§ **What is asked**: Every line below must be reproduced exactly. Copy them all.

═══ Input for this task

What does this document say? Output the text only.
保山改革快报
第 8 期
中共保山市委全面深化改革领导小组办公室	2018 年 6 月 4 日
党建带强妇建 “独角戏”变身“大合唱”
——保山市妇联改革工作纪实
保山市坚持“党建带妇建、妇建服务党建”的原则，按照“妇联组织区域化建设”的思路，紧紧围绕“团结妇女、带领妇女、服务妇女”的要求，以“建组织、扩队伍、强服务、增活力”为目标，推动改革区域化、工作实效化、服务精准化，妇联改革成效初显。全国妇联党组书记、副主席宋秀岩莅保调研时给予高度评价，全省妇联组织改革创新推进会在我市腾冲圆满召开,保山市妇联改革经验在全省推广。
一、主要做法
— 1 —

══════

§ **Complete answer**:
What does this document say? Output the text only.
保山改革快报
第 8 期
中共保山市委全面深化改革领导小组办公室	2018 年 6 月 4 日
党建带强妇建 “独角戏”变身“大合唱”
——保山市妇联改革工作纪实
保山市坚持“党建带妇建、妇建服务党建”的原则，按照“妇联组织区域化建设”的思路，紧紧围绕“团结妇女、带领妇女、服务妇女”的要求，以“建组织、扩队伍、强服务、增活力”为目标，推动改革区域化、工作实效化、服务精准化，妇联改革成效初显。全国妇联党组书记、副主席宋秀岩莅保调研时给予高度评价，全省妇联组织改革创新推进会在我市腾冲圆满召开,保山市妇联改革经验在全省推广。
一、主要做法
— 1 —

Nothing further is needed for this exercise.